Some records
※ ※ ※

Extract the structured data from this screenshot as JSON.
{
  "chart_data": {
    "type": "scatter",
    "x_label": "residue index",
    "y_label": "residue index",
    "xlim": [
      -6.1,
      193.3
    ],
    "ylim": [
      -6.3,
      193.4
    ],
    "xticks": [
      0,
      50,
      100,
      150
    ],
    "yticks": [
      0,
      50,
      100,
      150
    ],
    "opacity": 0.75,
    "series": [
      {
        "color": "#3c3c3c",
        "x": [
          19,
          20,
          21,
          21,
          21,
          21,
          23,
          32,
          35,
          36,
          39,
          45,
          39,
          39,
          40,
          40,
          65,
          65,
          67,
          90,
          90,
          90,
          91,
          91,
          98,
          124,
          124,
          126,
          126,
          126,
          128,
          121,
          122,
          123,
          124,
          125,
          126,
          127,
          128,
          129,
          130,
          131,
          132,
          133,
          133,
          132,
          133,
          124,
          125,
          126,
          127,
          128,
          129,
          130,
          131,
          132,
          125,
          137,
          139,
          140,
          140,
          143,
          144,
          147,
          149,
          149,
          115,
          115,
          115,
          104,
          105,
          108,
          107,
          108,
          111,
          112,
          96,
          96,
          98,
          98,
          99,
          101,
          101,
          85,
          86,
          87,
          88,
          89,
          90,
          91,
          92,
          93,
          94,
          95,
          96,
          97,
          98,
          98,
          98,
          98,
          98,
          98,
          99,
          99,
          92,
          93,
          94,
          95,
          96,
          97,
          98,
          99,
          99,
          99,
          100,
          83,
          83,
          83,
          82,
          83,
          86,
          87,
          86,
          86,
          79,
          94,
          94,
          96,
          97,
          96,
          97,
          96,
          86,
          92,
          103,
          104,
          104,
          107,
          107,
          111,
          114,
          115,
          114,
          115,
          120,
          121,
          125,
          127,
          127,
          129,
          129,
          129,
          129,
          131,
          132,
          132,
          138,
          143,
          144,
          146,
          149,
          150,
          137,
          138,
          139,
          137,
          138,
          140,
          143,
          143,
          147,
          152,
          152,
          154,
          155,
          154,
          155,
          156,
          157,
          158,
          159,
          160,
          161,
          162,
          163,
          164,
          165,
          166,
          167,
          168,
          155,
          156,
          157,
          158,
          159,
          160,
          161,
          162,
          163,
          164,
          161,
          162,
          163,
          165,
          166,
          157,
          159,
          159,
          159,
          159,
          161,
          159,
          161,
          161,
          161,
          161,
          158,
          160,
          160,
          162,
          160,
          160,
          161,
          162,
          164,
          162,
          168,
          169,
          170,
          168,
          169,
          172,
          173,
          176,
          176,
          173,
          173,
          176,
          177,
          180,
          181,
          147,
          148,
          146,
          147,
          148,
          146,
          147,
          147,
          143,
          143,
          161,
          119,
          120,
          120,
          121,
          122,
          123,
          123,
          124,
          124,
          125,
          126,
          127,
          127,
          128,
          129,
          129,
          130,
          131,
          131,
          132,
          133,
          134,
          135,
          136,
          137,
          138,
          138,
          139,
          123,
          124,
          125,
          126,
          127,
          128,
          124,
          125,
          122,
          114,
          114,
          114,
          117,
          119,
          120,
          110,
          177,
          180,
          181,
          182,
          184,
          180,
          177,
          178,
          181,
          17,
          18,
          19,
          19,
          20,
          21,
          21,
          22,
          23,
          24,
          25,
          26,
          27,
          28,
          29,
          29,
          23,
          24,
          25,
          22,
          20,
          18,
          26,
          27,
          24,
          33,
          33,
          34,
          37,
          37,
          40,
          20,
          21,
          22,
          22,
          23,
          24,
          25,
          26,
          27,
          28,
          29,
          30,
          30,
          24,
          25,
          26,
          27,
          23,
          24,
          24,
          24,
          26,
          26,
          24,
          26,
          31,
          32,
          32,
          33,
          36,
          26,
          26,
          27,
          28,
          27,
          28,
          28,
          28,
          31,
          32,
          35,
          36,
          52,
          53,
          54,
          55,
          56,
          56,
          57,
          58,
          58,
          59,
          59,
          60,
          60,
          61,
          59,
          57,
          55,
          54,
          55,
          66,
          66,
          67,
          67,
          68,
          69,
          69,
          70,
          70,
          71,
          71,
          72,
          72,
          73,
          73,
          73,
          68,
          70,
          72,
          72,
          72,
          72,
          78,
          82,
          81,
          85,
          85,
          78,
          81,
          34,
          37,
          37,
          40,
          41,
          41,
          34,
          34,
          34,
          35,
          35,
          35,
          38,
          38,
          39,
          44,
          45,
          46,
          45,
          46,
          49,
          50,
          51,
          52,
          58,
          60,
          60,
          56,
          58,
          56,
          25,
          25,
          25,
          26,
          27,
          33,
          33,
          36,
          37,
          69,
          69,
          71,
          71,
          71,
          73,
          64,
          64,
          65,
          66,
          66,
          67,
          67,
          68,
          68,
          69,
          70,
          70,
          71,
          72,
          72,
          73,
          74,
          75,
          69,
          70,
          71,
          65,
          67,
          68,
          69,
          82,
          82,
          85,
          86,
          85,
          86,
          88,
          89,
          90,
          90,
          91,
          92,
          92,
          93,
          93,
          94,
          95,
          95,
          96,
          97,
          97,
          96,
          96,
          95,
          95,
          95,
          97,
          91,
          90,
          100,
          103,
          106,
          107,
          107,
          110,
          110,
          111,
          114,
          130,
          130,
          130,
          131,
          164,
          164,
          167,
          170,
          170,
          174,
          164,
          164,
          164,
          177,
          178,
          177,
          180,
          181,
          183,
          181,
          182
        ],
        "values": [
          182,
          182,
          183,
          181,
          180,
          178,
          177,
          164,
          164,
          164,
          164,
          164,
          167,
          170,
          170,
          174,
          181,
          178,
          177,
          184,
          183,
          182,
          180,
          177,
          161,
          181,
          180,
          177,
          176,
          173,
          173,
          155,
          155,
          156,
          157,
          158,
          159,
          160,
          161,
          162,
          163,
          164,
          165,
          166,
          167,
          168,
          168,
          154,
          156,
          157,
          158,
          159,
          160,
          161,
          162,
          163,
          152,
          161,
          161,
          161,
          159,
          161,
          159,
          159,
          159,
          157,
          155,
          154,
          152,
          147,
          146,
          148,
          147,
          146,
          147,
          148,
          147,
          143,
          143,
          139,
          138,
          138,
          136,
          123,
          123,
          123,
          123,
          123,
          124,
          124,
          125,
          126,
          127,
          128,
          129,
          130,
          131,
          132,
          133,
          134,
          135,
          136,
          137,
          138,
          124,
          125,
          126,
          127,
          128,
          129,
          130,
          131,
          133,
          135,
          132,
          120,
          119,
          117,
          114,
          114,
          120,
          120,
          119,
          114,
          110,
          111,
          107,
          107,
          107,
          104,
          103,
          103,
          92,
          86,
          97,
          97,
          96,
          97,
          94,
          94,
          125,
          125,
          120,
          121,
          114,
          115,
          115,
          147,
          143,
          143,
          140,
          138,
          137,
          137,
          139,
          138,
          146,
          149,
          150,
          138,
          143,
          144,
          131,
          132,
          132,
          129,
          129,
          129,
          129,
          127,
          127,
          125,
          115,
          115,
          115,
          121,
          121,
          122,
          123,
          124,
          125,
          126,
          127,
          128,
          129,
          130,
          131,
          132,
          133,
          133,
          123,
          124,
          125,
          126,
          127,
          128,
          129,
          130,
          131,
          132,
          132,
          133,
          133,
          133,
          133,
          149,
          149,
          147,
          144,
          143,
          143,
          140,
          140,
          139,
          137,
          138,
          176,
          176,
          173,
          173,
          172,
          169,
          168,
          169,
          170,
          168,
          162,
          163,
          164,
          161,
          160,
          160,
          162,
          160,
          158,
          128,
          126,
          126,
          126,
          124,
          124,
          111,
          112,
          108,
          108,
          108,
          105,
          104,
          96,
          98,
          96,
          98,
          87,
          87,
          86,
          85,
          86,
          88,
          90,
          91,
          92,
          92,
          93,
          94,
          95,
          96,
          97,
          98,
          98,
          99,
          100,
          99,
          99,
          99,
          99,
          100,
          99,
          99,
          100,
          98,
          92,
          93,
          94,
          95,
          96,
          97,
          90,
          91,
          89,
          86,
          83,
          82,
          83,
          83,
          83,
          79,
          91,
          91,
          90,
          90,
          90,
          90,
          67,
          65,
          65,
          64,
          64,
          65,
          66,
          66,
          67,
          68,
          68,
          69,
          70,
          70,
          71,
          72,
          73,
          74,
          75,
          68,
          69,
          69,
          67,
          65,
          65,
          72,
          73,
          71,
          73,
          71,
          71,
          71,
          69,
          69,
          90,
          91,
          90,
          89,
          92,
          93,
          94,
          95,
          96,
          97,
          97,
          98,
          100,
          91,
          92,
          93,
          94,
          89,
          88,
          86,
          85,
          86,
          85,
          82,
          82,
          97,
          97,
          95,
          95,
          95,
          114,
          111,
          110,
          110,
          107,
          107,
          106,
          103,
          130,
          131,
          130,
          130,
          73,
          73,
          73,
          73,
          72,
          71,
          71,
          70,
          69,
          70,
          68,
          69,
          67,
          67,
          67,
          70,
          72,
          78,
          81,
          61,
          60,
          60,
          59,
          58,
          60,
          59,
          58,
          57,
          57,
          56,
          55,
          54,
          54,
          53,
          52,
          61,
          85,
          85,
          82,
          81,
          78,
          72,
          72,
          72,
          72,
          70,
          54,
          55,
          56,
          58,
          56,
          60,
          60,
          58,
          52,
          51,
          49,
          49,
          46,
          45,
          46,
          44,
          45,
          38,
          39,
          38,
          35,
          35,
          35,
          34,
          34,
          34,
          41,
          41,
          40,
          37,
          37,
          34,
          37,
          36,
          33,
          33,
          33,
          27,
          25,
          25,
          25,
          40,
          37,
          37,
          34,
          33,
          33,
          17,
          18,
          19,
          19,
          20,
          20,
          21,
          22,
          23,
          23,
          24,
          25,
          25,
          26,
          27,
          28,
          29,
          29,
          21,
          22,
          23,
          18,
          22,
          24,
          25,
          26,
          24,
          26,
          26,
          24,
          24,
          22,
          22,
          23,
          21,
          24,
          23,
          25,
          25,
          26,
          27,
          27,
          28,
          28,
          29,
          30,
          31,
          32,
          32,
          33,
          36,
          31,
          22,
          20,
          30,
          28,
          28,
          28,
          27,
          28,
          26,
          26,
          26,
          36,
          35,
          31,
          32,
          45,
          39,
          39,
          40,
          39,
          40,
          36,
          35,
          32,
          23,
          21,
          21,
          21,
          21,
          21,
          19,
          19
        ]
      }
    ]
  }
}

※ ※ ※

* [Short problem]:
Every line of the records that includes the word "index" should be gathered.

* [Answer to this problem]:
    "x_label": "residue index",
    "y_label": "residue index",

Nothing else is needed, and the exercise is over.